Dataset items:
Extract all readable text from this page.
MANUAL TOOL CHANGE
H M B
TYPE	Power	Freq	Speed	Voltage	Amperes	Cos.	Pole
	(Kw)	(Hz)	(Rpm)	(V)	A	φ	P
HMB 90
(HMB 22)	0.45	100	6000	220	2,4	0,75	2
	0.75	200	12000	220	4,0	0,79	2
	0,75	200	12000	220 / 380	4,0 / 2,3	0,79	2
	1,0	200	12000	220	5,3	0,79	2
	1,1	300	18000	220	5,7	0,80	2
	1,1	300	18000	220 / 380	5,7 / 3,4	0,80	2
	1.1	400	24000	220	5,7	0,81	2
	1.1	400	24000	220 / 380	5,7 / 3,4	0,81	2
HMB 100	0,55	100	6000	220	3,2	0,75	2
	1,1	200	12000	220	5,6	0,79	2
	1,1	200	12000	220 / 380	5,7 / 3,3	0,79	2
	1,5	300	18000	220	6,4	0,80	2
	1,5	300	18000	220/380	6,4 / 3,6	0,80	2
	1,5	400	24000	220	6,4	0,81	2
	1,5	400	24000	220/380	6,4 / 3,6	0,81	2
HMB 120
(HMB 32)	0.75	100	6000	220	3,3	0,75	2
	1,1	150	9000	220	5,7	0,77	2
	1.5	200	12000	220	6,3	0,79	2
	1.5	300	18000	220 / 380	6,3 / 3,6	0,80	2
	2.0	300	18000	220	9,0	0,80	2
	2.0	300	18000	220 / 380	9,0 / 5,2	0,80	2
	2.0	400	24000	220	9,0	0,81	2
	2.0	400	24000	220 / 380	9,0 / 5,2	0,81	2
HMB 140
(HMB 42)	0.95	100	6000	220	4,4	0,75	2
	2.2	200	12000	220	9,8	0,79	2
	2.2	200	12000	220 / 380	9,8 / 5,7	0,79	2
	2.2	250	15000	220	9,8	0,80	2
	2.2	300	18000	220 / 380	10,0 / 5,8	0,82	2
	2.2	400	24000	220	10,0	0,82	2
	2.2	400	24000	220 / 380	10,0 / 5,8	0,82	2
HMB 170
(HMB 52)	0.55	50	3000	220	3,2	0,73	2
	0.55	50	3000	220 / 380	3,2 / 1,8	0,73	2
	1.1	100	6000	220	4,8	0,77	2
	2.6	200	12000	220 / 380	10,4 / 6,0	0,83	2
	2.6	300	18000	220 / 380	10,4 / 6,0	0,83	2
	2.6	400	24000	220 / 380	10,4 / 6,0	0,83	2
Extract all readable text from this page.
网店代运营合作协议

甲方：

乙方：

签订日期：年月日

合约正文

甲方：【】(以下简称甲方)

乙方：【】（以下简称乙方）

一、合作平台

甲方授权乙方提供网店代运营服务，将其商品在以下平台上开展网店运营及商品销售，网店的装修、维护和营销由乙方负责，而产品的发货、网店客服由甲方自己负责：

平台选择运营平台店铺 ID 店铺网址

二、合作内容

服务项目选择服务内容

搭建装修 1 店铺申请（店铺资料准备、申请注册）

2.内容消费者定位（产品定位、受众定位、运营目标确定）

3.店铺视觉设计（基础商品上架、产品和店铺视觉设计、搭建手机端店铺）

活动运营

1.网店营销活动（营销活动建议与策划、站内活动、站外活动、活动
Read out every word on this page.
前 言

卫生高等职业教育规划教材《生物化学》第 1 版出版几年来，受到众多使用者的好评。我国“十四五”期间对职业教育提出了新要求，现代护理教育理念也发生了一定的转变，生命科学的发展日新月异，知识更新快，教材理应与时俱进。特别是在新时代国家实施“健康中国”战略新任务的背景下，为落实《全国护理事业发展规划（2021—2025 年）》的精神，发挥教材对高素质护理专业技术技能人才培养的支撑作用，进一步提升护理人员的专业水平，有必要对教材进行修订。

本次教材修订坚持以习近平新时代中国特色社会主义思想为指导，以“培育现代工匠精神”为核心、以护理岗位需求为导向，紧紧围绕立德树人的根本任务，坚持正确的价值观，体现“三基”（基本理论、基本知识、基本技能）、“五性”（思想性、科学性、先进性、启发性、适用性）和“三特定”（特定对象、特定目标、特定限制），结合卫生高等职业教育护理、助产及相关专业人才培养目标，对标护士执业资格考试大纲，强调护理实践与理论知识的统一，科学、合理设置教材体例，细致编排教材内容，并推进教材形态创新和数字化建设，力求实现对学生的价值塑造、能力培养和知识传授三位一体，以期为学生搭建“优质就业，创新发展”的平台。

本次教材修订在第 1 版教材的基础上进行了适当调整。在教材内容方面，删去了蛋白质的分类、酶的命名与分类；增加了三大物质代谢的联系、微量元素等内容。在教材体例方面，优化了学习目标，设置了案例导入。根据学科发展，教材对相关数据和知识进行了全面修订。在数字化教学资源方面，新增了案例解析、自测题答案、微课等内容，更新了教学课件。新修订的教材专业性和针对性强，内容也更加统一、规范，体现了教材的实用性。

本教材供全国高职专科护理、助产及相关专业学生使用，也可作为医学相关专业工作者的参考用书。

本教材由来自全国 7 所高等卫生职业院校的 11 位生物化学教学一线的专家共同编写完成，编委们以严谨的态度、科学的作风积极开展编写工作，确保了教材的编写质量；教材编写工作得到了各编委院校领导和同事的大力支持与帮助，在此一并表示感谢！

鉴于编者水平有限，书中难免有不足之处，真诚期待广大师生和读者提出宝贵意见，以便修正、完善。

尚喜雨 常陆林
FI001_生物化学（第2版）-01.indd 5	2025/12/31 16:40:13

» WHAT THIS TASK INVOLVES:
Retype the material in full. Each word must match.

» SOLUTION TO THIS TASK:
Extract all readable text from this page.
MANUAL TOOL CHANGE
H M B
TYPE	Power	Freq	Speed	Voltage	Amperes	Cos.	Pole
	(Kw)	(Hz)	(Rpm)	(V)	A	φ	P
HMB 90
(HMB 22)	0.45	100	6000	220	2,4	0,75	2
	0.75	200	12000	220	4,0	0,79	2
	0,75	200	12000	220 / 380	4,0 / 2,3	0,79	2
	1,0	200	12000	220	5,3	0,79	2
	1,1	300	18000	220	5,7	0,80	2
	1,1	300	18000	220 / 380	5,7 / 3,4	0,80	2
	1.1	400	24000	220	5,7	0,81	2
	1.1	400	24000	220 / 380	5,7 / 3,4	0,81	2
HMB 100	0,55	100	6000	220	3,2	0,75	2
	1,1	200	12000	220	5,6	0,79	2
	1,1	200	12000	220 / 380	5,7 / 3,3	0,79	2
	1,5	300	18000	220	6,4	0,80	2
	1,5	300	18000	220/380	6,4 / 3,6	0,80	2
	1,5	400	24000	220	6,4	0,81	2
	1,5	400	24000	220/380	6,4 / 3,6	0,81	2
HMB 120
(HMB 32)	0.75	100	6000	220	3,3	0,75	2
	1,1	150	9000	220	5,7	0,77	2
	1.5	200	12000	220	6,3	0,79	2
	1.5	300	18000	220 / 380	6,3 / 3,6	0,80	2
	2.0	300	18000	220	9,0	0,80	2
	2.0	300	18000	220 / 380	9,0 / 5,2	0,80	2
	2.0	400	24000	220	9,0	0,81	2
	2.0	400	24000	220 / 380	9,0 / 5,2	0,81	2
HMB 140
(HMB 42)	0.95	100	6000	220	4,4	0,75	2
	2.2	200	12000	220	9,8	0,79	2
	2.2	200	12000	220 / 380	9,8 / 5,7	0,79	2
	2.2	250	15000	220	9,8	0,80	2
	2.2	300	18000	220 / 380	10,0 / 5,8	0,82	2
	2.2	400	24000	220	10,0	0,82	2
	2.2	400	24000	220 / 380	10,0 / 5,8	0,82	2
HMB 170
(HMB 52)	0.55	50	3000	220	3,2	0,73	2
	0.55	50	3000	220 / 380	3,2 / 1,8	0,73	2
	1.1	100	6000	220	4,8	0,77	2
	2.6	200	12000	220 / 380	10,4 / 6,0	0,83	2
	2.6	300	18000	220 / 380	10,4 / 6,0	0,83	2
	2.6	400	24000	220 / 380	10,4 / 6,0	0,83	2
Extract all readable text from this page.
网店代运营合作协议

甲方：

乙方：

签订日期：年月日

合约正文

甲方：【】(以下简称甲方)

乙方：【】（以下简称乙方）

一、合作平台

甲方授权乙方提供网店代运营服务，将其商品在以下平台上开展网店运营及商品销售，网店的装修、维护和营销由乙方负责，而产品的发货、网店客服由甲方自己负责：

平台选择运营平台店铺 ID 店铺网址

二、合作内容

服务项目选择服务内容

搭建装修 1 店铺申请（店铺资料准备、申请注册）

2.内容消费者定位（产品定位、受众定位、运营目标确定）

3.店铺视觉设计（基础商品上架、产品和店铺视觉设计、搭建手机端店铺）

活动运营

1.网店营销活动（营销活动建议与策划、站内活动、站外活动、活动
Read out every word on this page.
前 言

卫生高等职业教育规划教材《生物化学》第 1 版出版几年来，受到众多使用者的好评。我国“十四五”期间对职业教育提出了新要求，现代护理教育理念也发生了一定的转变，生命科学的发展日新月异，知识更新快，教材理应与时俱进。特别是在新时代国家实施“健康中国”战略新任务的背景下，为落实《全国护理事业发展规划（2021—2025 年）》的精神，发挥教材对高素质护理专业技术技能人才培养的支撑作用，进一步提升护理人员的专业水平，有必要对教材进行修订。

本次教材修订坚持以习近平新时代中国特色社会主义思想为指导，以“培育现代工匠精神”为核心、以护理岗位需求为导向，紧紧围绕立德树人的根本任务，坚持正确的价值观，体现“三基”（基本理论、基本知识、基本技能）、“五性”（思想性、科学性、先进性、启发性、适用性）和“三特定”（特定对象、特定目标、特定限制），结合卫生高等职业教育护理、助产及相关专业人才培养目标，对标护士执业资格考试大纲，强调护理实践与理论知识的统一，科学、合理设置教材体例，细致编排教材内容，并推进教材形态创新和数字化建设，力求实现对学生的价值塑造、能力培养和知识传授三位一体，以期为学生搭建“优质就业，创新发展”的平台。

本次教材修订在第 1 版教材的基础上进行了适当调整。在教材内容方面，删去了蛋白质的分类、酶的命名与分类；增加了三大物质代谢的联系、微量元素等内容。在教材体例方面，优化了学习目标，设置了案例导入。根据学科发展，教材对相关数据和知识进行了全面修订。在数字化教学资源方面，新增了案例解析、自测题答案、微课等内容，更新了教学课件。新修订的教材专业性和针对性强，内容也更加统一、规范，体现了教材的实用性。

本教材供全国高职专科护理、助产及相关专业学生使用，也可作为医学相关专业工作者的参考用书。

本教材由来自全国 7 所高等卫生职业院校的 11 位生物化学教学一线的专家共同编写完成，编委们以严谨的态度、科学的作风积极开展编写工作，确保了教材的编写质量；教材编写工作得到了各编委院校领导和同事的大力支持与帮助，在此一并表示感谢！

鉴于编者水平有限，书中难免有不足之处，真诚期待广大师生和读者提出宝贵意见，以便修正、完善。

尚喜雨 常陆林
FI001_生物化学（第2版）-01.indd 5	2025/12/31 16:40:13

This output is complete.